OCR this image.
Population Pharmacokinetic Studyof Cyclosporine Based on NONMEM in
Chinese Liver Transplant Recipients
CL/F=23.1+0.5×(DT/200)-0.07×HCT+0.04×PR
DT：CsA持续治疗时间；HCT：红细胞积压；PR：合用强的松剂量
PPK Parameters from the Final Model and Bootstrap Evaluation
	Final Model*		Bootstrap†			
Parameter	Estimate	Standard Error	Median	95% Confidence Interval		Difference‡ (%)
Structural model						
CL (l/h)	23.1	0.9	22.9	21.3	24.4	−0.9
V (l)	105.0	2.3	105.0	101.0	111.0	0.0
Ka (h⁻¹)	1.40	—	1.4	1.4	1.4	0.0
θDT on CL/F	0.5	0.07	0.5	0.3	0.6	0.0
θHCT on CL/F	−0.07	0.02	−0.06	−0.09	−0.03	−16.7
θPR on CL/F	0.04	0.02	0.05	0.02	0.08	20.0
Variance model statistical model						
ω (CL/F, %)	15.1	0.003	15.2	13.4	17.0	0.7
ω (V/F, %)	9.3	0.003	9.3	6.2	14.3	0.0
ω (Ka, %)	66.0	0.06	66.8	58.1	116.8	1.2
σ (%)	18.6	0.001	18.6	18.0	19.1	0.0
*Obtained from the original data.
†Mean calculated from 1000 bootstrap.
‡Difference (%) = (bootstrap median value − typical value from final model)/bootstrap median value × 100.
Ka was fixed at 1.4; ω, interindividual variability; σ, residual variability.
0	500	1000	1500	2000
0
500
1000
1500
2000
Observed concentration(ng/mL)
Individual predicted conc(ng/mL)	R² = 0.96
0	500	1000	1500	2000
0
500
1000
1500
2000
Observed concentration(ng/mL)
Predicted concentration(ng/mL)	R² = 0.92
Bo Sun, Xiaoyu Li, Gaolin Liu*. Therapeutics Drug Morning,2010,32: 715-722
================
* **Given task**
Go through the entries and repeat each one exactly.

* **Exercise answer**
OCR this image.
Population Pharmacokinetic Studyof Cyclosporine Based on NONMEM in
Chinese Liver Transplant Recipients
CL/F=23.1+0.5×(DT/200)-0.07×HCT+0.04×PR
DT：CsA持续治疗时间；HCT：红细胞积压；PR：合用强的松剂量
PPK Parameters from the Final Model and Bootstrap Evaluation
	Final Model*		Bootstrap†			
Parameter	Estimate	Standard Error	Median	95% Confidence Interval		Difference‡ (%)
Structural model						
CL (l/h)	23.1	0.9	22.9	21.3	24.4	−0.9
V (l)	105.0	2.3	105.0	101.0	111.0	0.0
Ka (h⁻¹)	1.40	—	1.4	1.4	1.4	0.0
θDT on CL/F	0.5	0.07	0.5	0.3	0.6	0.0
θHCT on CL/F	−0.07	0.02	−0.06	−0.09	−0.03	−16.7
θPR on CL/F	0.04	0.02	0.05	0.02	0.08	20.0
Variance model statistical model						
ω (CL/F, %)	15.1	0.003	15.2	13.4	17.0	0.7
ω (V/F, %)	9.3	0.003	9.3	6.2	14.3	0.0
ω (Ka, %)	66.0	0.06	66.8	58.1	116.8	1.2
σ (%)	18.6	0.001	18.6	18.0	19.1	0.0
*Obtained from the original data.
†Mean calculated from 1000 bootstrap.
‡Difference (%) = (bootstrap median value − typical value from final model)/bootstrap median value × 100.
Ka was fixed at 1.4; ω, interindividual variability; σ, residual variability.
0	500	1000	1500	2000
0
500
1000
1500
2000
Observed concentration(ng/mL)
Individual predicted conc(ng/mL)	R² = 0.96
0	500	1000	1500	2000
0
500
1000
1500
2000
Observed concentration(ng/mL)
Predicted concentration(ng/mL)	R² = 0.92
Bo Sun, Xiaoyu Li, Gaolin Liu*. Therapeutics Drug Morning,2010,32: 715-722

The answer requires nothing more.